— Start of Dataset excerpts —

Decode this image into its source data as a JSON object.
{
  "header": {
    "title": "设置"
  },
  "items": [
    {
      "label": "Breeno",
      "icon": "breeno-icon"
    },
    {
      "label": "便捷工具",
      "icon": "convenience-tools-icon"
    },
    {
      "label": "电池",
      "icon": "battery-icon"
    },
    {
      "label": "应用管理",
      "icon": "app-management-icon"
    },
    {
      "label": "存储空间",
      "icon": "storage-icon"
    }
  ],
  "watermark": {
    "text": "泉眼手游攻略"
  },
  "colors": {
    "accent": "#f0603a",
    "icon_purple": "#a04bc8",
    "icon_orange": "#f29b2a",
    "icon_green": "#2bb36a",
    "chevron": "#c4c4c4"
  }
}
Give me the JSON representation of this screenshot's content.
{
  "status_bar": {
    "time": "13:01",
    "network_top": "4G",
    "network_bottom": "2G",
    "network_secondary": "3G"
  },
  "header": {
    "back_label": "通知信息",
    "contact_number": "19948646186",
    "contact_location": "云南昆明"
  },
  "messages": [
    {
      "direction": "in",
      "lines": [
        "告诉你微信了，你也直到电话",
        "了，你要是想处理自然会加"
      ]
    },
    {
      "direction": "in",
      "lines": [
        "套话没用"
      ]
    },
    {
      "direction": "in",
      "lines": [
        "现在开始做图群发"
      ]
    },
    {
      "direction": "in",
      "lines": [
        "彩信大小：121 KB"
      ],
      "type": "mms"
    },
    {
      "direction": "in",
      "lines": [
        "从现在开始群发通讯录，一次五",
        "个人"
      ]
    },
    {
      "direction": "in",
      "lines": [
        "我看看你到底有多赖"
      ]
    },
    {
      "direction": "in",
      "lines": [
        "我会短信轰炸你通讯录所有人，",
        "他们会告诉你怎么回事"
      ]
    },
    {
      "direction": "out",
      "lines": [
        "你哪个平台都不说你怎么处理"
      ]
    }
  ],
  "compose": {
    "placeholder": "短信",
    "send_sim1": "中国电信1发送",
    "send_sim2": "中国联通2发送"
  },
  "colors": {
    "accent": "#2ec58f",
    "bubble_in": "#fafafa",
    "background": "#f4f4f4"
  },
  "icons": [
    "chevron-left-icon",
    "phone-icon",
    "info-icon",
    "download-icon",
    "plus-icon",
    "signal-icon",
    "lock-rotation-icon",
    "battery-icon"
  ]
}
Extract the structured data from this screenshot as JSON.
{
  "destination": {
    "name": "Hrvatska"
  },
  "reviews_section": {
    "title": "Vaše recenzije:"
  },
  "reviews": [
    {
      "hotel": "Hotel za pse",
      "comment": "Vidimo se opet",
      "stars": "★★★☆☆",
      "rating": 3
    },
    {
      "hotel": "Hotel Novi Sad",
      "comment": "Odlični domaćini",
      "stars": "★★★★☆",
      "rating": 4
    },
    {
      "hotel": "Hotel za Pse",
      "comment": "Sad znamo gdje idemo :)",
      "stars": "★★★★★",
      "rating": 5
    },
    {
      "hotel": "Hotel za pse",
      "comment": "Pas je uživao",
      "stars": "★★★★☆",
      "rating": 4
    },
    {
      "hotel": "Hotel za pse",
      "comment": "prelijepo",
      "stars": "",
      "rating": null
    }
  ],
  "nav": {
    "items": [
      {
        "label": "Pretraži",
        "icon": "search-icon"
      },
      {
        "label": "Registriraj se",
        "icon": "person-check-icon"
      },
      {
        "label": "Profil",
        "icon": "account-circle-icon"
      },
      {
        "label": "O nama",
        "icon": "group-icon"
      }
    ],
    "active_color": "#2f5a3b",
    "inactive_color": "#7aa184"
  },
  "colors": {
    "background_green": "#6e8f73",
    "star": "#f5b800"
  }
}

— End of Dataset excerpts —

▶ **Given task**: Give solely the number of lines in the data that contain the string "screenshot".

▶ **Solution below**: 2